-- begin TASK INPUTS --

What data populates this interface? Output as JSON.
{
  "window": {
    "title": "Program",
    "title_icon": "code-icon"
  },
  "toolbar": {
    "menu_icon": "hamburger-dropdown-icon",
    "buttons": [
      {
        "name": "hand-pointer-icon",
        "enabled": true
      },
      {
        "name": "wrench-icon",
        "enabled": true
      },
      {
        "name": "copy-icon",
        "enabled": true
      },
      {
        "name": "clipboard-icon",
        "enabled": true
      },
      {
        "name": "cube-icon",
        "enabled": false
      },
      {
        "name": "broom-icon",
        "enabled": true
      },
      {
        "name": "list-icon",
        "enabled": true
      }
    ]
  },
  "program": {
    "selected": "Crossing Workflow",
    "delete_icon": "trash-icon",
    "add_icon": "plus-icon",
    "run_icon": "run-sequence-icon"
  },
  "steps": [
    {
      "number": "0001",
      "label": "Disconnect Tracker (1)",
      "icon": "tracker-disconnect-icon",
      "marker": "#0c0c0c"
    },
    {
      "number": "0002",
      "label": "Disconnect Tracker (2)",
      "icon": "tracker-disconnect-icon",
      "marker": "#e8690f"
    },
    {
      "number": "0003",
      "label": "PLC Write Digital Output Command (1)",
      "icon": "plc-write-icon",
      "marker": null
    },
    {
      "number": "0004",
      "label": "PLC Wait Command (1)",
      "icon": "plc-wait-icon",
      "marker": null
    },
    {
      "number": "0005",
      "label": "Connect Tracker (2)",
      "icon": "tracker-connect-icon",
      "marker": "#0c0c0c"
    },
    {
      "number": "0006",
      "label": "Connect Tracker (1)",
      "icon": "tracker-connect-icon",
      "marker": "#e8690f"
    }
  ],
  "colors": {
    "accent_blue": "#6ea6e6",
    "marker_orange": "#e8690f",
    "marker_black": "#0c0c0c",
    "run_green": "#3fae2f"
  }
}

-- end TASK INPUTS --
-- begin TASK INPUTS --

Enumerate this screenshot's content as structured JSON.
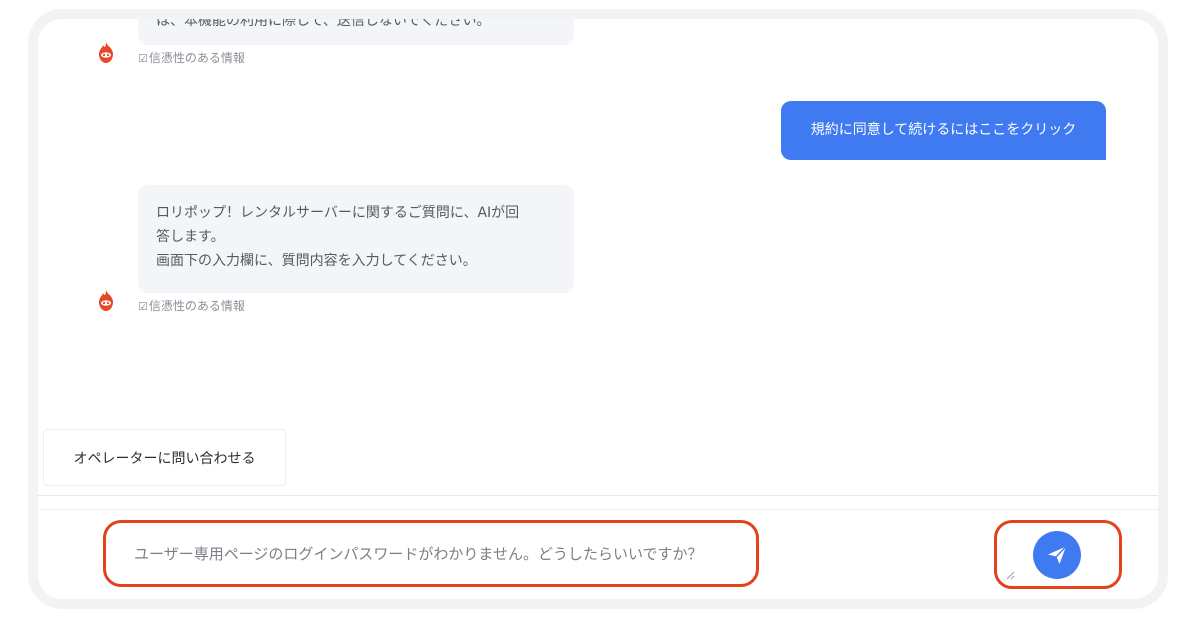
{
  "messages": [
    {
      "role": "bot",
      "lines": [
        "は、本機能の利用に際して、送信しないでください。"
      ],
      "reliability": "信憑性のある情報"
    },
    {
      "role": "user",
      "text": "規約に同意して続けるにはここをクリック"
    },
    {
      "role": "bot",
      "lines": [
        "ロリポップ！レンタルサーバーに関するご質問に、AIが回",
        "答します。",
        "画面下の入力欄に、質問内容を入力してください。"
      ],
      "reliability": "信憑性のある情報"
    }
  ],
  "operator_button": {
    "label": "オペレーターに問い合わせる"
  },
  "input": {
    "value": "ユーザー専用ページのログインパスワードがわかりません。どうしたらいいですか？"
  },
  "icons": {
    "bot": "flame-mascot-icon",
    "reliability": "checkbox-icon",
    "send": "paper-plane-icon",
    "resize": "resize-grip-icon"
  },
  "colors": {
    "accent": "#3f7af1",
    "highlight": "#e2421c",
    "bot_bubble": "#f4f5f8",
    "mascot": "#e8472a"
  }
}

-- end TASK INPUTS --
-- begin TASK INPUTS --

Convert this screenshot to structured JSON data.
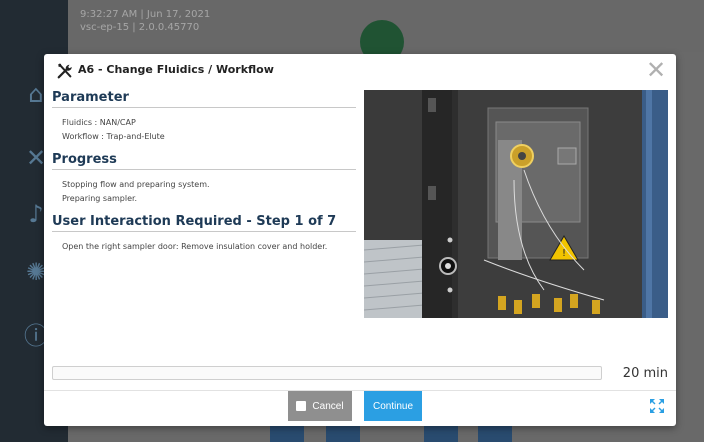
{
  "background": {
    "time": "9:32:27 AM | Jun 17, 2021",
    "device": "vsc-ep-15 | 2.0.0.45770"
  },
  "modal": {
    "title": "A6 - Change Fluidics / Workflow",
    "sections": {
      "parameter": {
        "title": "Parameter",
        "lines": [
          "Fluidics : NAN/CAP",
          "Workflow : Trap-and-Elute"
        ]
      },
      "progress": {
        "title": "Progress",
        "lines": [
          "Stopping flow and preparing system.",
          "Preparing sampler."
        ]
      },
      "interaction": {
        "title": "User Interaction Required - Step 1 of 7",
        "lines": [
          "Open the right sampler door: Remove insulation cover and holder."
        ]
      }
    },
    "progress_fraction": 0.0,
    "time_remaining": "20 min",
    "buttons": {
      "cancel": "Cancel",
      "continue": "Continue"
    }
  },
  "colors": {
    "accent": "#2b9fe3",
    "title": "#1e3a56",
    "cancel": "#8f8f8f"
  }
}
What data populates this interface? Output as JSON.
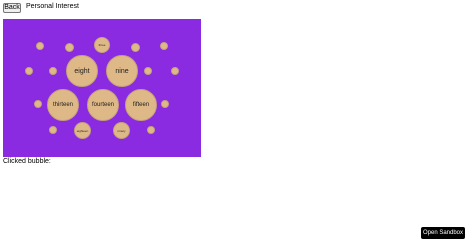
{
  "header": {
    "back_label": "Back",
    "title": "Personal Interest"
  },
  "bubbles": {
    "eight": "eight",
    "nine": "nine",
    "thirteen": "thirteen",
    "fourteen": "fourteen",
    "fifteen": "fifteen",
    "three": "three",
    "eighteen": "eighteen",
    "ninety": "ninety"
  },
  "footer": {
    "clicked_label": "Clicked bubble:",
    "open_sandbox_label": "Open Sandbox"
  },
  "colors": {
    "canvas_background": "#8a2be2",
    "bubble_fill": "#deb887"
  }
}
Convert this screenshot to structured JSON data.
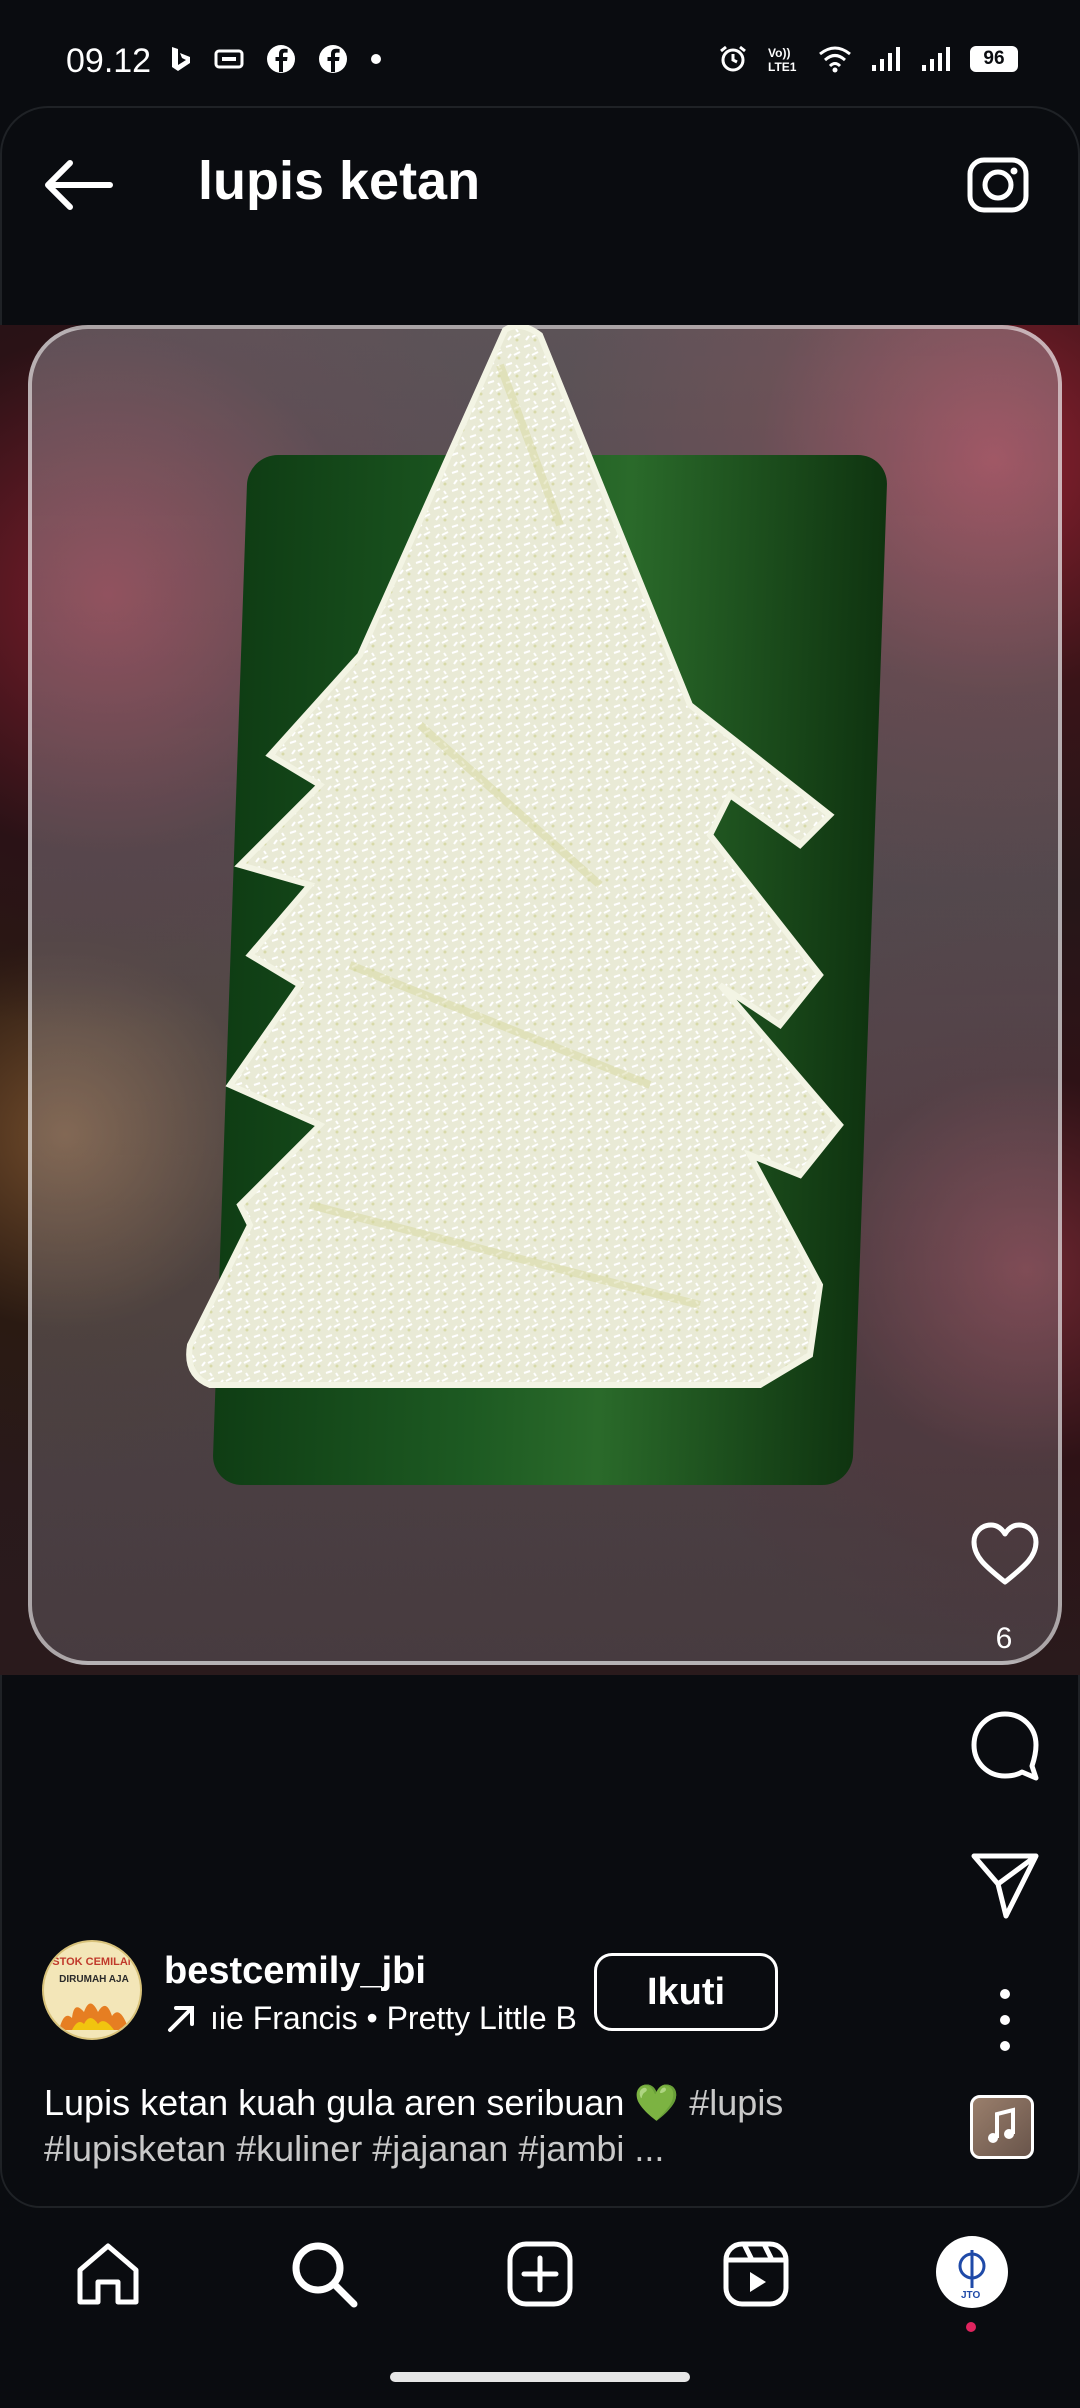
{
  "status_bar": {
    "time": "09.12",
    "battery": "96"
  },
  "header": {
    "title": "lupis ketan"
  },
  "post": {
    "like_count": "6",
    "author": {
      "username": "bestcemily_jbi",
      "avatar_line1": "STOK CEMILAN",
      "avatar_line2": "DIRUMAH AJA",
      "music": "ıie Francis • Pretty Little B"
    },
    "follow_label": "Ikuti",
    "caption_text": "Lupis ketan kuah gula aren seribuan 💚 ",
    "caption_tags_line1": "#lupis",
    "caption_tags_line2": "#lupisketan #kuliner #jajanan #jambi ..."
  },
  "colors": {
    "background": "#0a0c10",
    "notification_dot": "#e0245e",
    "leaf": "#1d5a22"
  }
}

-- end TASK INPUTS --

• STATED EXERCISE: Among the records above, how many lines carry the string "Open"? Reply with the number alone.

• EXERCISE ANSWER: 2